>>>>

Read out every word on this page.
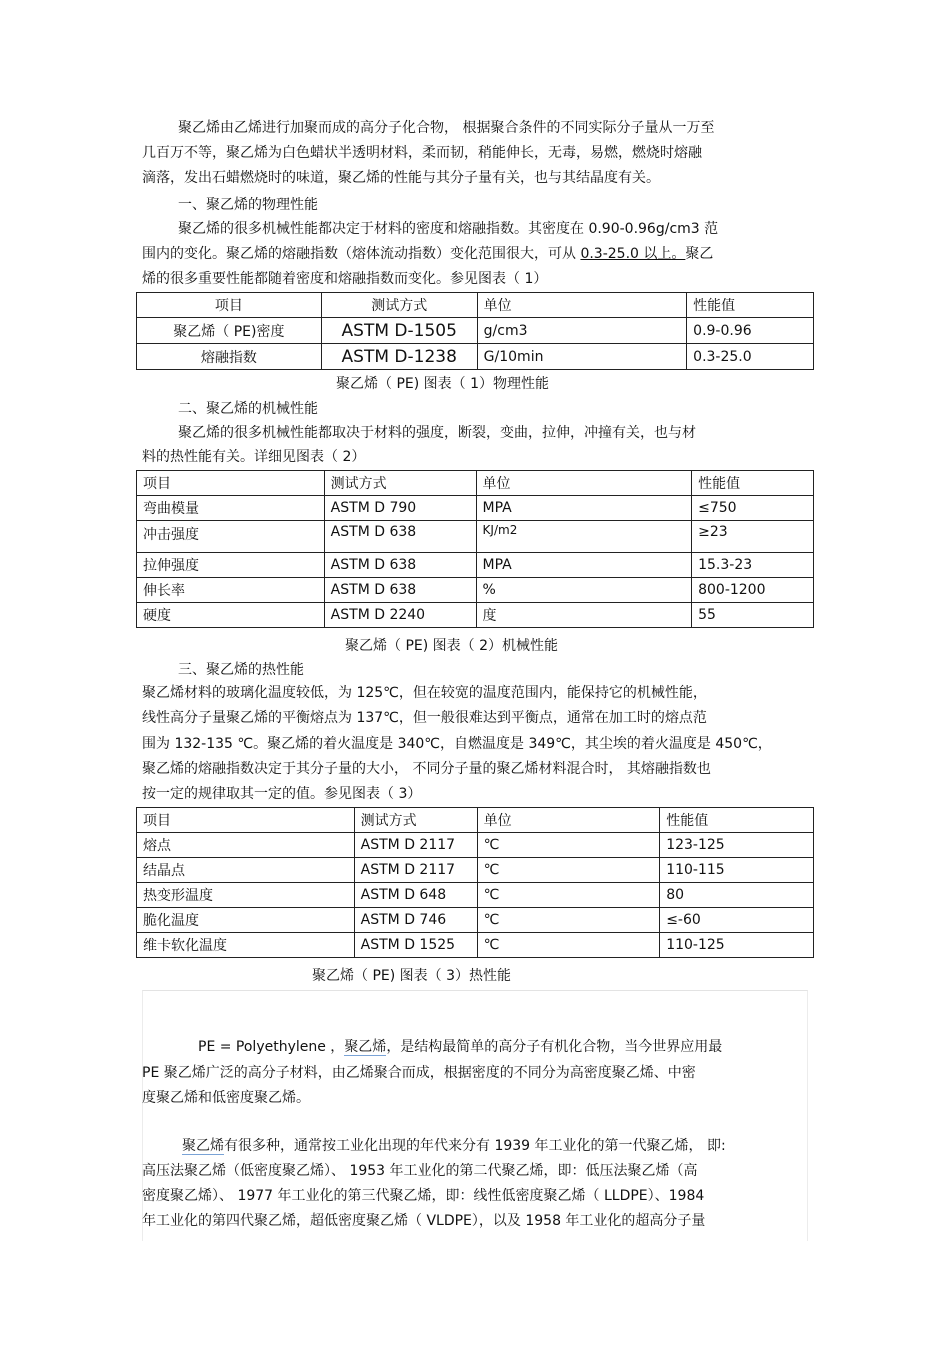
聚乙烯由乙烯进行加聚而成的高分子化合物， 根据聚合条件的不同实际分子量从一万至
几百万不等，聚乙烯为白色蜡状半透明材料，柔而韧，稍能伸长，无毒，易燃，燃烧时熔融
滴落，发出石蜡燃烧时的味道，聚乙烯的性能与其分子量有关，也与其结晶度有关。
一、聚乙烯的物理性能
聚乙烯的很多机械性能都决定于材料的密度和熔融指数。其密度在 0.90-0.96g/cm3 范
围内的变化。聚乙烯的熔融指数（熔体流动指数）变化范围很大，可从 0.3-25.0 以上。聚乙
烯的很多重要性能都随着密度和熔融指数而变化。参见图表（ 1）
项目	测试方式	单位	性能值
聚乙烯（ PE)密度	ASTM D-1505	g/cm3	0.9-0.96
熔融指数	ASTM D-1238	G/10min	0.3-25.0
聚乙烯（ PE) 图表（ 1）物理性能
二、聚乙烯的机械性能
聚乙烯的很多机械性能都取决于材料的强度，断裂，变曲，拉伸，冲撞有关，也与材
料的热性能有关。详细见图表（ 2）
项目	测试方式	单位	性能值
弯曲模量	ASTM D 790	MPA	≤750
冲击强度	ASTM D 638	KJ/m2	≥23
拉伸强度	ASTM D 638	MPA	15.3-23
伸长率	ASTM D 638	%	800-1200
硬度	ASTM D 2240	度	55
聚乙烯（ PE) 图表（ 2）机械性能
三、聚乙烯的热性能
聚乙烯材料的玻璃化温度较低，为 125℃，但在较宽的温度范围内，能保持它的机械性能，
线性高分子量聚乙烯的平衡熔点为 137℃，但一般很难达到平衡点，通常在加工时的熔点范
围为 132-135 ℃。聚乙烯的着火温度是 340℃，自燃温度是 349℃，其尘埃的着火温度是 450℃，
聚乙烯的熔融指数决定于其分子量的大小， 不同分子量的聚乙烯材料混合时， 其熔融指数也
按一定的规律取其一定的值。参见图表（ 3）
项目	测试方式	单位	性能值
熔点	ASTM D 2117	℃	123-125
结晶点	ASTM D 2117	℃	110-115
热变形温度	ASTM D 648	℃	80
脆化温度	ASTM D 746	℃	≤-60
维卡软化温度	ASTM D 1525	℃	110-125
聚乙烯（ PE) 图表（ 3）热性能
PE = Polyethylene ，聚乙烯，是结构最简单的高分子有机化合物，当今世界应用最
PE 聚乙烯广泛的高分子材料，由乙烯聚合而成，根据密度的不同分为高密度聚乙烯、中密
度聚乙烯和低密度聚乙烯。
聚乙烯有很多种，通常按工业化出现的年代来分有 1939 年工业化的第一代聚乙烯， 即:
高压法聚乙烯（低密度聚乙烯）、 1953 年工业化的第二代聚乙烯，即：低压法聚乙烯（高
密度聚乙烯）、 1977 年工业化的第三代聚乙烯，即：线性低密度聚乙烯（ LLDPE）、1984
年工业化的第四代聚乙烯，超低密度聚乙烯（ VLDPE），以及 1958 年工业化的超高分子量
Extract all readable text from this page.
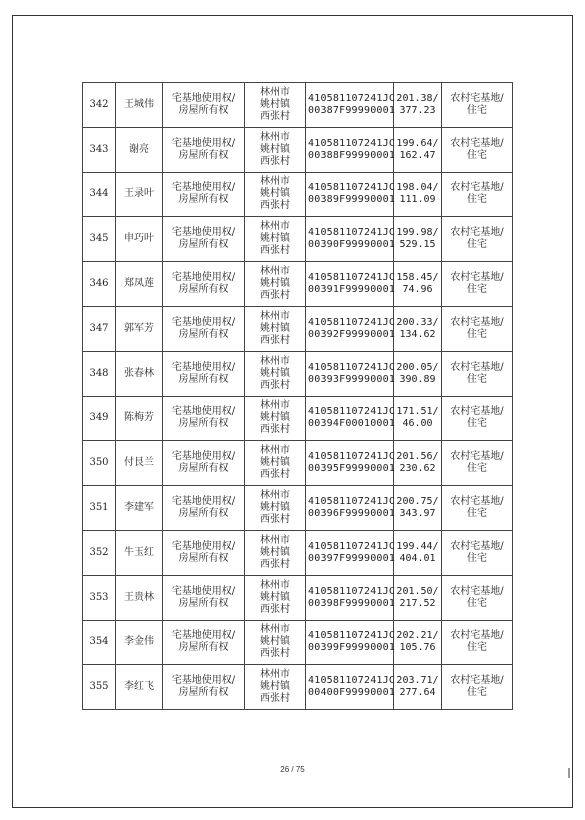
342	王城伟	宅基地使用权/
房屋所有权	林州市
姚村镇
西张村	410581107241JC
00387F99990001	201.38/
377.23	农村宅基地/
住宅

343	谢亮	宅基地使用权/
房屋所有权	林州市
姚村镇
西张村	410581107241JC
00388F99990001	199.64/
162.47	农村宅基地/
住宅

344	王录叶	宅基地使用权/
房屋所有权	林州市
姚村镇
西张村	410581107241JC
00389F99990001	198.04/
111.09	农村宅基地/
住宅

345	申巧叶	宅基地使用权/
房屋所有权	林州市
姚村镇
西张村	410581107241JC
00390F99990001	199.98/
529.15	农村宅基地/
住宅

346	郑凤莲	宅基地使用权/
房屋所有权	林州市
姚村镇
西张村	410581107241JC
00391F99990001	158.45/
74.96	农村宅基地/
住宅

347	郭军芳	宅基地使用权/
房屋所有权	林州市
姚村镇
西张村	410581107241JC
00392F99990001	200.33/
134.62	农村宅基地/
住宅

348	张春林	宅基地使用权/
房屋所有权	林州市
姚村镇
西张村	410581107241JC
00393F99990001	200.05/
390.89	农村宅基地/
住宅

349	陈梅芳	宅基地使用权/
房屋所有权	林州市
姚村镇
西张村	410581107241JC
00394F00010001	171.51/
46.00	农村宅基地/
住宅

350	付艮兰	宅基地使用权/
房屋所有权	林州市
姚村镇
西张村	410581107241JC
00395F99990001	201.56/
230.62	农村宅基地/
住宅

351	李建军	宅基地使用权/
房屋所有权	林州市
姚村镇
西张村	410581107241JC
00396F99990001	200.75/
343.97	农村宅基地/
住宅

352	牛玉红	宅基地使用权/
房屋所有权	林州市
姚村镇
西张村	410581107241JC
00397F99990001	199.44/
404.01	农村宅基地/
住宅

353	王贵林	宅基地使用权/
房屋所有权	林州市
姚村镇
西张村	410581107241JC
00398F99990001	201.50/
217.52	农村宅基地/
住宅

354	李金伟	宅基地使用权/
房屋所有权	林州市
姚村镇
西张村	410581107241JC
00399F99990001	202.21/
105.76	农村宅基地/
住宅

355	李红飞	宅基地使用权/
房屋所有权	林州市
姚村镇
西张村	410581107241JC
00400F99990001	203.71/
277.64	农村宅基地/
住宅
26 / 75
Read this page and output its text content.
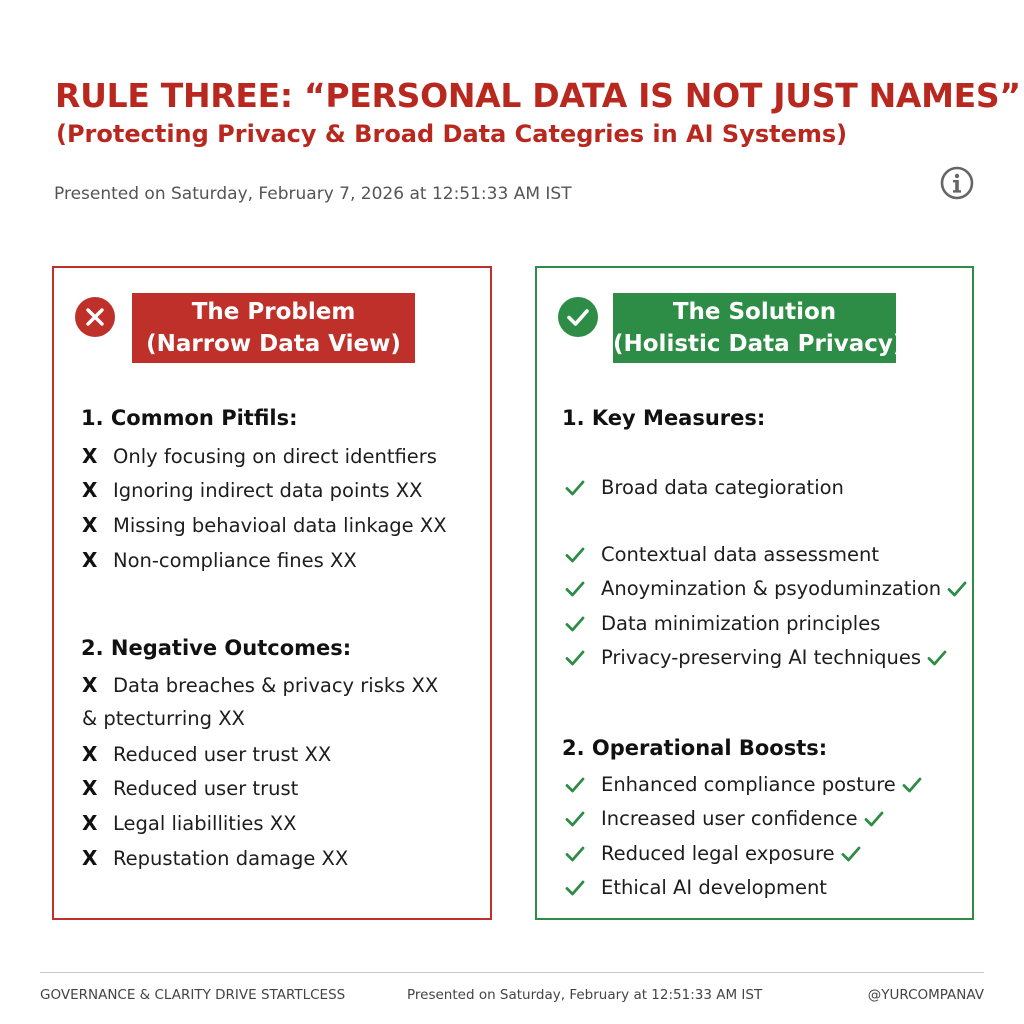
RULE THREE: “PERSONAL DATA IS NOT JUST NAMES”
(Protecting Privacy & Broad Data Categries in AI Systems)
Presented on Saturday, February 7, 2026 at 12:51:33 AM IST
The Problem
(Narrow Data View)
1. Common Pitfils:
X Only focusing on direct identfiers
X Ignoring indirect data points XX
X Missing behavioal data linkage XX
X Non-compliance fines XX
2. Negative Outcomes:
X Data breaches & privacy risks XX
& ptecturring XX
X Reduced user trust XX
X Reduced user trust
X Legal liabillities XX
X Repustation damage XX
The Solution
(Holistic Data Privacy)
1. Key Measures:
Broad data categioration
Contextual data assessment
Anoyminzation & psyoduminzation
Data minimization principles
Privacy-preserving AI techniques
2. Operational Boosts:
Enhanced compliance posture
Increased user confidence
Reduced legal exposure
Ethical AI development
GOVERNANCE & CLARITY DRIVE STARTLCESS	Presented on Saturday, February at 12:51:33 AM IST	@YURCOMPANAV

<<<<

Goal:
Where a line in the material contains "Presented", copy that line.

Finished exercise:
Presented on Saturday, February 7, 2026 at 12:51:33 AM IST
GOVERNANCE & CLARITY DRIVE STARTLCESS	Presented on Saturday, February at 12:51:33 AM IST	@YURCOMPANAV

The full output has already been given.